TASK BRIEF
Note each line that includes the word "大气压强". Copy those lines.

ENTRIES PROVIDED
>> Start

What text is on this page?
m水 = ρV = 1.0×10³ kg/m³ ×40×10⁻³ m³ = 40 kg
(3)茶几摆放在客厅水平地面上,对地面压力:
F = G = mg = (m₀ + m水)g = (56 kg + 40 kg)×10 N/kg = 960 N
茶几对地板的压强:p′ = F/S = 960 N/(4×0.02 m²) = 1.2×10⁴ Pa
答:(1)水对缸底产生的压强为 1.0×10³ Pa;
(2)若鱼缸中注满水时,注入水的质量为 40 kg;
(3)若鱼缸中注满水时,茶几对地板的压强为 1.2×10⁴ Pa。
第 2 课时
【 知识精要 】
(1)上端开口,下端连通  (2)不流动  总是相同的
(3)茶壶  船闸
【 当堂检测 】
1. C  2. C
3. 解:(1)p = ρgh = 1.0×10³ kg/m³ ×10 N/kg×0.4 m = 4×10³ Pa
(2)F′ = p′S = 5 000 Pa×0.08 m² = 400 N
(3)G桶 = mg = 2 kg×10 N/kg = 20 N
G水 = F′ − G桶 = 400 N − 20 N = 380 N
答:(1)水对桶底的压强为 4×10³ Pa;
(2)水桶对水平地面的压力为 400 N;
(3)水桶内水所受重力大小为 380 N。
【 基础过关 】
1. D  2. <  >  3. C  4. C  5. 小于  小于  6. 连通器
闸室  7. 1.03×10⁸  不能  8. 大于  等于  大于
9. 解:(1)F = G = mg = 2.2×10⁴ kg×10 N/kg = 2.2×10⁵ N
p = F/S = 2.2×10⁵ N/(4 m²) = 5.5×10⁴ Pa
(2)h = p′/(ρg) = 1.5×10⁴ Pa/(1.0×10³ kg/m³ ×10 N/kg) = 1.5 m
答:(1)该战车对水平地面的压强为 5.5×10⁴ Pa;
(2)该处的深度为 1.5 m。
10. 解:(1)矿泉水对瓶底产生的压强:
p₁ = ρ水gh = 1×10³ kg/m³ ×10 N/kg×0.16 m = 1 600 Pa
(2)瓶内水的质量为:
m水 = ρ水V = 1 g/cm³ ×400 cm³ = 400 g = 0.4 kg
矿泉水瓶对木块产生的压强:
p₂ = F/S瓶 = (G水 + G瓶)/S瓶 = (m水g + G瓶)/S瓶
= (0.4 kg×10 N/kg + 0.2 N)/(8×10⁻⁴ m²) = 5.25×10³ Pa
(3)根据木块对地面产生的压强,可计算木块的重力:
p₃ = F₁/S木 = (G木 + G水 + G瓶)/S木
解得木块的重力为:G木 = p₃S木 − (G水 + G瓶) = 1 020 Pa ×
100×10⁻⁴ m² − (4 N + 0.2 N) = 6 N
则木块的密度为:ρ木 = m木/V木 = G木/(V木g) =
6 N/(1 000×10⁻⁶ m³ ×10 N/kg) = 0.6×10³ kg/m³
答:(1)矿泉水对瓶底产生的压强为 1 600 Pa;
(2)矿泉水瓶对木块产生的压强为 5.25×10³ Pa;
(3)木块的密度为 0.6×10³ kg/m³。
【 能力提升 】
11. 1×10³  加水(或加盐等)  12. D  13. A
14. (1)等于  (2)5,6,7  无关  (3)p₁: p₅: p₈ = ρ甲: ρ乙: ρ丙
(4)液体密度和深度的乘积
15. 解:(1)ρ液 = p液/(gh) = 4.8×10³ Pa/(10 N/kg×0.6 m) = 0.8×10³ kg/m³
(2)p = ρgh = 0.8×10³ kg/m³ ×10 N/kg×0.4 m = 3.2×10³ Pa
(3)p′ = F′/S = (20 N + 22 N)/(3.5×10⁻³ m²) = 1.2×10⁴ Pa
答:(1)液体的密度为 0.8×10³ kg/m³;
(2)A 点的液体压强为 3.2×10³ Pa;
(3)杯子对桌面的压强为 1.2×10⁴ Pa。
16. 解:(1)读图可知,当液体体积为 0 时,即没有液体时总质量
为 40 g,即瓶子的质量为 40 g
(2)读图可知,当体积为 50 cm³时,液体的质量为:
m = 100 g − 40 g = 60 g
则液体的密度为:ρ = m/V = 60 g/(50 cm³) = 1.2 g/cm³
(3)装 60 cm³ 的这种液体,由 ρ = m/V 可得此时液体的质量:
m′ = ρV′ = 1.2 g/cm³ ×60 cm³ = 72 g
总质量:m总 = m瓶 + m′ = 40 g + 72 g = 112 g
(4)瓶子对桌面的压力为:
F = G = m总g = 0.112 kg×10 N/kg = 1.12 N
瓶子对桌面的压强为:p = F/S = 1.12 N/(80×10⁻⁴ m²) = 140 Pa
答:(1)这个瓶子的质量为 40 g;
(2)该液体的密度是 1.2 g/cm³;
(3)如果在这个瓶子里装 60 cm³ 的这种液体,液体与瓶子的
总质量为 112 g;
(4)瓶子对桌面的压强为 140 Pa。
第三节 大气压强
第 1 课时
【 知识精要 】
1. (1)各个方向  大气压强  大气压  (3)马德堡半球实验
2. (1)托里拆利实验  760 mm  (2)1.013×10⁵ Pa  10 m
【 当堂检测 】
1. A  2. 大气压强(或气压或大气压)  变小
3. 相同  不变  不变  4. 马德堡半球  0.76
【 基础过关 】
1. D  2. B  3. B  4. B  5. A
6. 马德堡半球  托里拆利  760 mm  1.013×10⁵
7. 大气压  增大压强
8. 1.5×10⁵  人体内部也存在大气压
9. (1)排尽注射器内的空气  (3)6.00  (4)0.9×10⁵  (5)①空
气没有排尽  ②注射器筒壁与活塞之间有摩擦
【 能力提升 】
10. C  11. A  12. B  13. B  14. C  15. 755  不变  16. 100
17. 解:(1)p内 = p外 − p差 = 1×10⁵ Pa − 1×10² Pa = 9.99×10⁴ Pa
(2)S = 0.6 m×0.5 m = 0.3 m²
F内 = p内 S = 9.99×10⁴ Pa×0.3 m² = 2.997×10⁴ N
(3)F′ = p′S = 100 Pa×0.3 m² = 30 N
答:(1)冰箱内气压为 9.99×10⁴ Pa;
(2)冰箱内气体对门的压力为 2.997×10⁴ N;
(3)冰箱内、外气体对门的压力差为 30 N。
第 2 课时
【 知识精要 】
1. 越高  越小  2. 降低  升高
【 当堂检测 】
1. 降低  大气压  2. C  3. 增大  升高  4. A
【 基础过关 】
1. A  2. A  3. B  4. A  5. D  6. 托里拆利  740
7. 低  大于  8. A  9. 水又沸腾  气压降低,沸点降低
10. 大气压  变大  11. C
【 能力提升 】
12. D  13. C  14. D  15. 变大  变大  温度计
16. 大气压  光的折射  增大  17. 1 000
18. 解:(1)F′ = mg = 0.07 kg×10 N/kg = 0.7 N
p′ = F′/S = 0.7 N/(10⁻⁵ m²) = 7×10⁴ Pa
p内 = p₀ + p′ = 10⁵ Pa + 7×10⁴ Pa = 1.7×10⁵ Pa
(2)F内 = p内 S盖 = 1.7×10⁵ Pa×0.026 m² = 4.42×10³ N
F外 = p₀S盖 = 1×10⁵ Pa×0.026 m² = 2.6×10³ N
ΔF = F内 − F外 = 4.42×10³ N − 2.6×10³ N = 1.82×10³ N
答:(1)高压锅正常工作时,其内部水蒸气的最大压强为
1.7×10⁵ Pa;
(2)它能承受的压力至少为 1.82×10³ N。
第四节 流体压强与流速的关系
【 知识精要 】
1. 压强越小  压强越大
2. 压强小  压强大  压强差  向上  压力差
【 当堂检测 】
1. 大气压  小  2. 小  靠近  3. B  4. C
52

>> End

RESPONSE TO THIS TASK
第三节 大气压强
1. (1)各个方向  大气压强  大气压  (3)马德堡半球实验
1. A  2. 大气压强(或气压或大气压)  变小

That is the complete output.